Aim of the task
Select every line below containing the word "this".

Entries supplied
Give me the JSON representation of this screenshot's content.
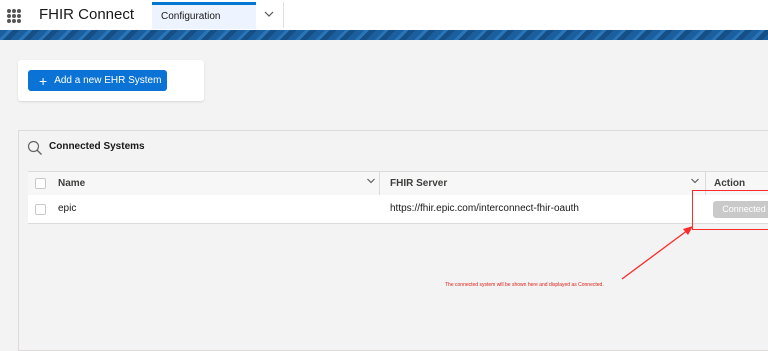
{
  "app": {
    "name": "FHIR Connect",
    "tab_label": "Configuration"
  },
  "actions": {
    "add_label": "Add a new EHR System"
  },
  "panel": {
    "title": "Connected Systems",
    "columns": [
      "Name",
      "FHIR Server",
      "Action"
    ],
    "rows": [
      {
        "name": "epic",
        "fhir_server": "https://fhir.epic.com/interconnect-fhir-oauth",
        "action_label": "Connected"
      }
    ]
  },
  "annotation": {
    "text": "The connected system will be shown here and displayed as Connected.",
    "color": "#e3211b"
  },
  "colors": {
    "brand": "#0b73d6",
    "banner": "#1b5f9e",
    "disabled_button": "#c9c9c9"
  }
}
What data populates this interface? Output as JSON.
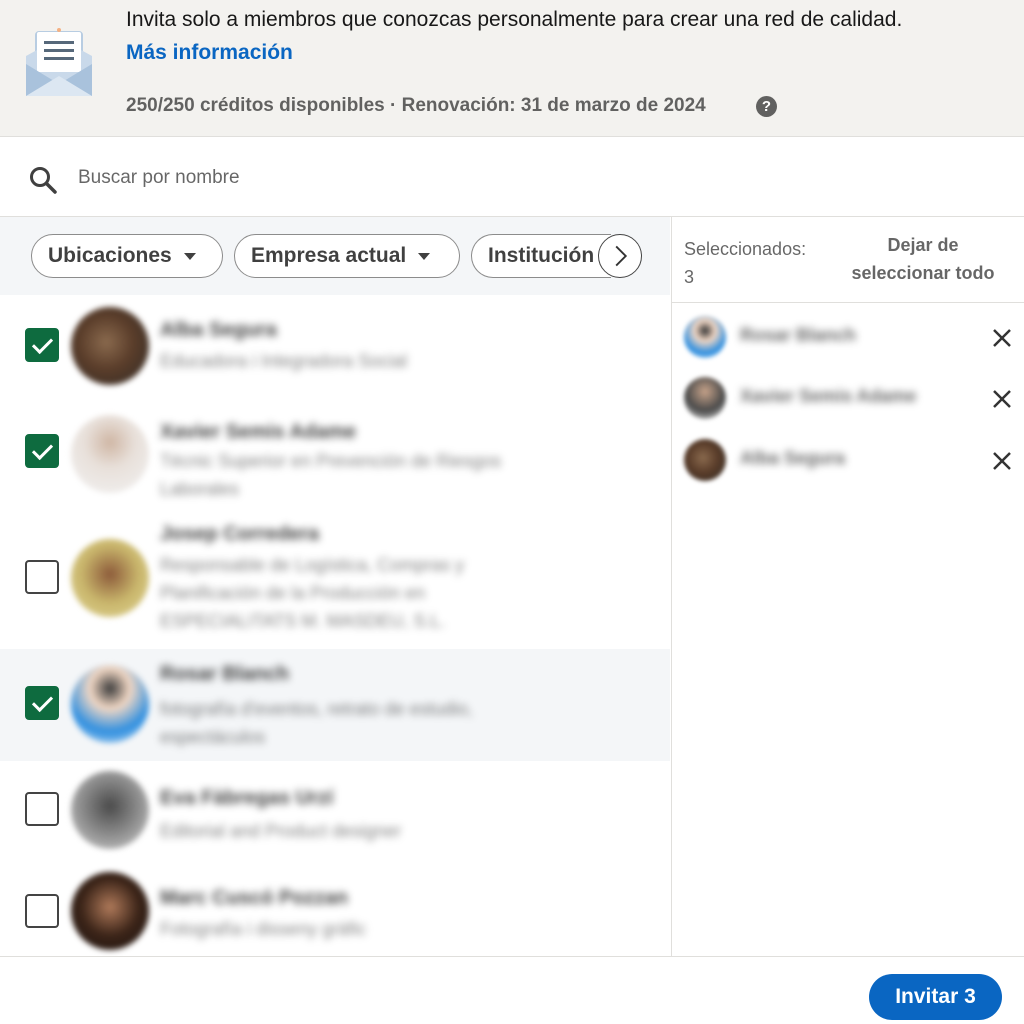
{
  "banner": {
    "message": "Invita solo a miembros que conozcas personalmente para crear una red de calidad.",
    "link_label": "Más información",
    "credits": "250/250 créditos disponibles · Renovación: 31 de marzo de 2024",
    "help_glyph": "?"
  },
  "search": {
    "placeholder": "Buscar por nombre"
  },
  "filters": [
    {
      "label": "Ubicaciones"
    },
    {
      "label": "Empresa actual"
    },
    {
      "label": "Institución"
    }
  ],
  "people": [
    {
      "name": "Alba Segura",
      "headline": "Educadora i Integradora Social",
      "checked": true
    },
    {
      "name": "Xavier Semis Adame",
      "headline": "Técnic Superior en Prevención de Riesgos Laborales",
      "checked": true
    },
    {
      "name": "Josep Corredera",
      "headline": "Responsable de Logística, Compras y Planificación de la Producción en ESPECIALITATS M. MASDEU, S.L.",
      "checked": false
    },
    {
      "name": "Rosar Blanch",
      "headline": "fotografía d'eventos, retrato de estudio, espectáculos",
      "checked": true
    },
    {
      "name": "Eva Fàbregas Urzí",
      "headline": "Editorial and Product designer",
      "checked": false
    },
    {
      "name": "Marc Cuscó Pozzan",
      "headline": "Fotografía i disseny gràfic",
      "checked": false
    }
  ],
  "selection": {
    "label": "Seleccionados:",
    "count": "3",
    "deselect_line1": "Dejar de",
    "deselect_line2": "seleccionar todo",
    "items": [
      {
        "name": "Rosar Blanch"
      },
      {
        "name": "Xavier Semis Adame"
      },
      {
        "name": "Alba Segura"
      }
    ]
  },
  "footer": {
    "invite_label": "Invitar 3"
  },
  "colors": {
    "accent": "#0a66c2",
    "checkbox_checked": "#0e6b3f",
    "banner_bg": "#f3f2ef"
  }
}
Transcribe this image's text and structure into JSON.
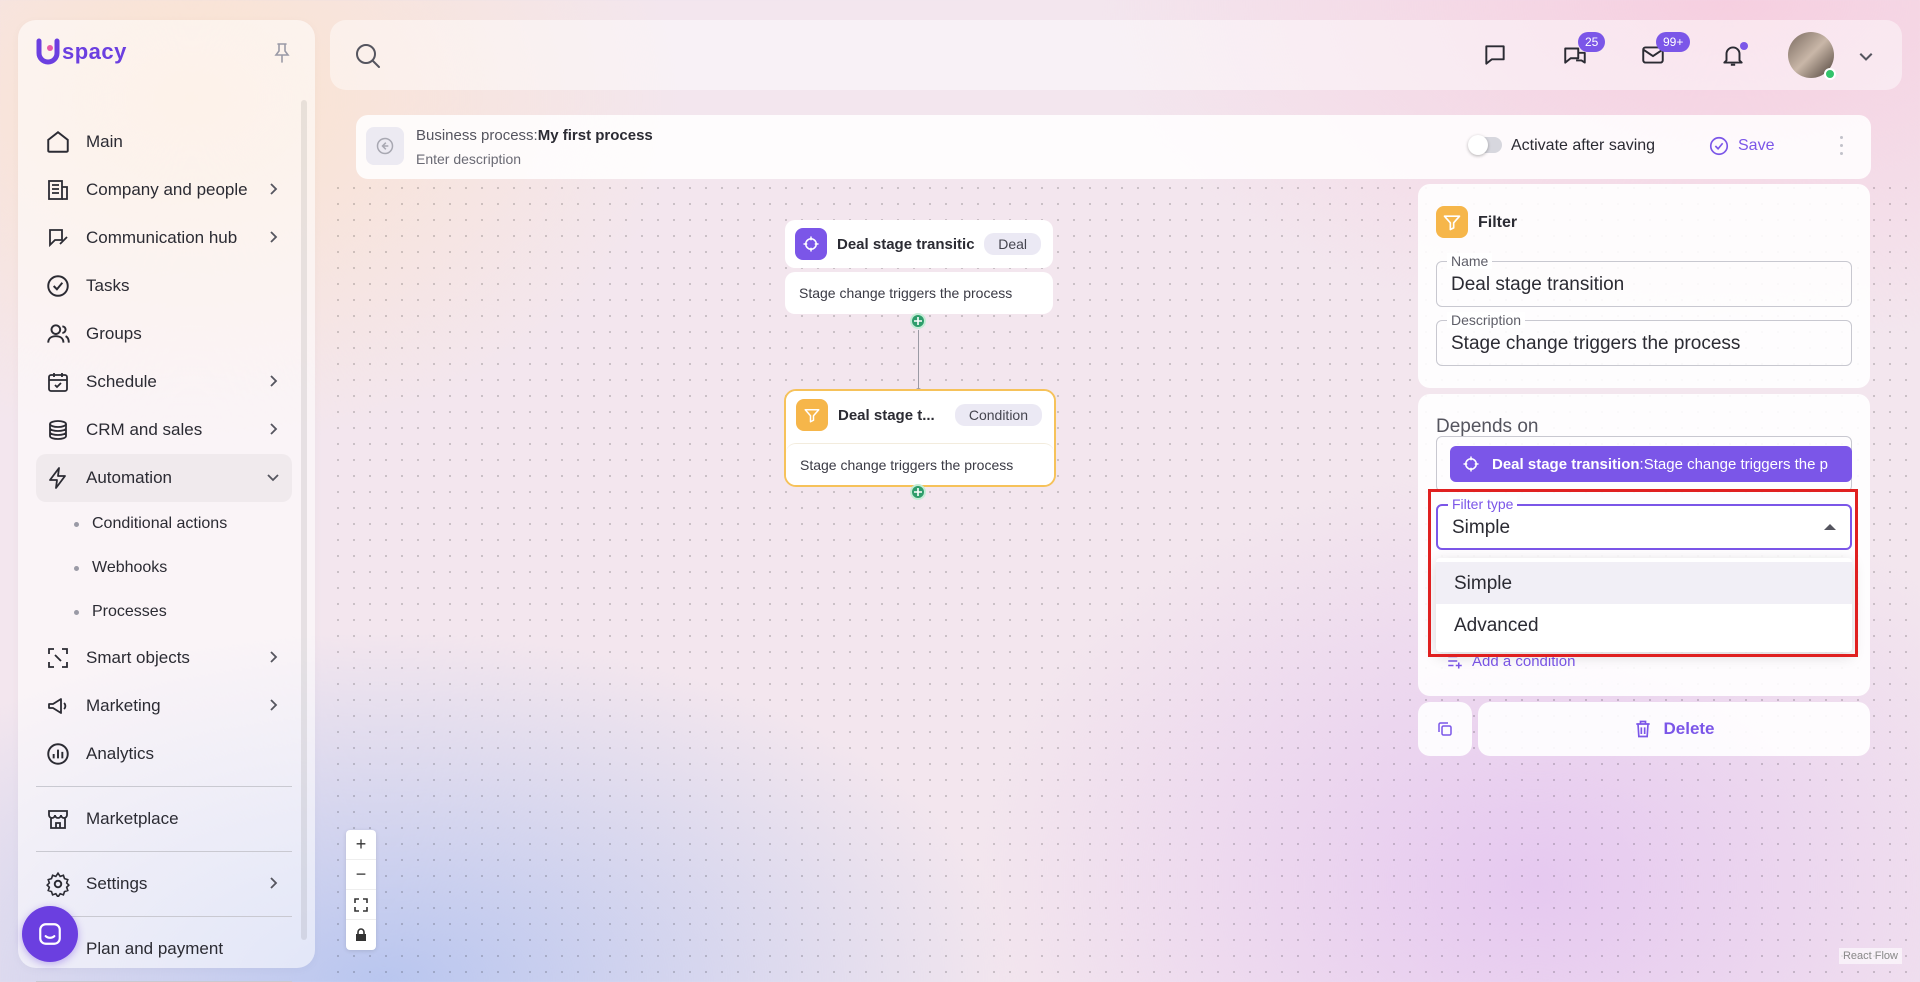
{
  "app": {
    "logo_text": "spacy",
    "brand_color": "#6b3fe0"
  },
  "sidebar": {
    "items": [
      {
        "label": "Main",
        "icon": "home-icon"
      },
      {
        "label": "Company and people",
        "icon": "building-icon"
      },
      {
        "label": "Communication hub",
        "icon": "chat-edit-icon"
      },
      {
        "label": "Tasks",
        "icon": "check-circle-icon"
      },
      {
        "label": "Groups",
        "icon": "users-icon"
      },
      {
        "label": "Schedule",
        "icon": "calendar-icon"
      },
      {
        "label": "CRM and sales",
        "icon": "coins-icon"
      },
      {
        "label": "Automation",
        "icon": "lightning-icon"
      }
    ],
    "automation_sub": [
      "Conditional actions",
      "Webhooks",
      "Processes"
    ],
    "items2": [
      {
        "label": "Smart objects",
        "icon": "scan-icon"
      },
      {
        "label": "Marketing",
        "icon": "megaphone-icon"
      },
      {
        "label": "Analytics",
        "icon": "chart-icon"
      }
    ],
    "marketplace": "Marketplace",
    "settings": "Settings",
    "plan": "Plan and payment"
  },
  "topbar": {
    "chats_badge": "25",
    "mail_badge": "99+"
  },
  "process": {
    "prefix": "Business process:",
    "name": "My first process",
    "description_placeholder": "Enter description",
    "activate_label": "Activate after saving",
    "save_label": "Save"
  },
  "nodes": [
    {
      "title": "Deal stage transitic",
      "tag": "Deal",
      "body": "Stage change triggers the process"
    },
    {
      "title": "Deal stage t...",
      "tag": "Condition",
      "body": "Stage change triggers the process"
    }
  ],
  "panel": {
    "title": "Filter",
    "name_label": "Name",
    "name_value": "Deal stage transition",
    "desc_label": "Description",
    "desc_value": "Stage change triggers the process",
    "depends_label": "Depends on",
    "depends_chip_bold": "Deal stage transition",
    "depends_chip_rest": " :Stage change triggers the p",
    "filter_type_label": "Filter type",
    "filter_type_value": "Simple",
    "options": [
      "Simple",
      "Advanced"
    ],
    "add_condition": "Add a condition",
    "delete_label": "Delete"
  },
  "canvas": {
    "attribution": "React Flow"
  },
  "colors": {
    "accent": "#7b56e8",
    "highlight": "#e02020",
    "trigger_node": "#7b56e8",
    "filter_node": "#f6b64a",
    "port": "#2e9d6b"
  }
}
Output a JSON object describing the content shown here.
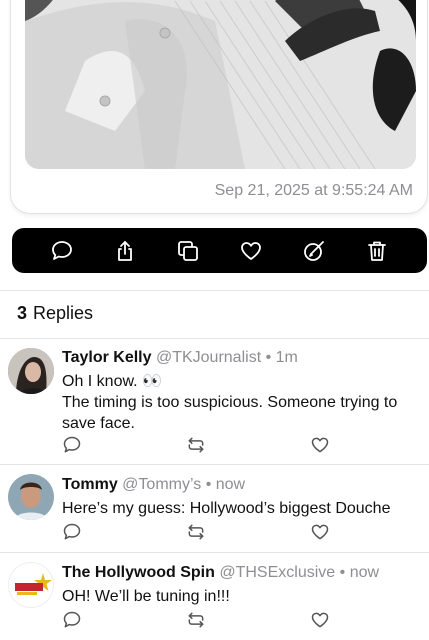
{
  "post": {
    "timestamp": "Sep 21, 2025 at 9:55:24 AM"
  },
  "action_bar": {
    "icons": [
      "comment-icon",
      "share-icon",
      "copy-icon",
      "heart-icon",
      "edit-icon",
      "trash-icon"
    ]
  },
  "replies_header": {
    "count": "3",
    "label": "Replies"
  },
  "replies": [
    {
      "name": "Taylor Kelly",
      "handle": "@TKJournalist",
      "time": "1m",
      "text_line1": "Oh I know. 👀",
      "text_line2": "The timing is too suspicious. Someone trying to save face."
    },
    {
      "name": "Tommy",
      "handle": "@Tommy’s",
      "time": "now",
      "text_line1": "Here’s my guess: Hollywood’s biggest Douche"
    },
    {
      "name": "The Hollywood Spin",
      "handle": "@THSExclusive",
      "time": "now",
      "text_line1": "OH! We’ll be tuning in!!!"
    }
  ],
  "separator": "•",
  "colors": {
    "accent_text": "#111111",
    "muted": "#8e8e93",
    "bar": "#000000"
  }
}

Solution to the problem
Give me the JSON representation of this screenshot's content.
What data populates this interface? Output as JSON.
Transcribe this image's text and structure into JSON.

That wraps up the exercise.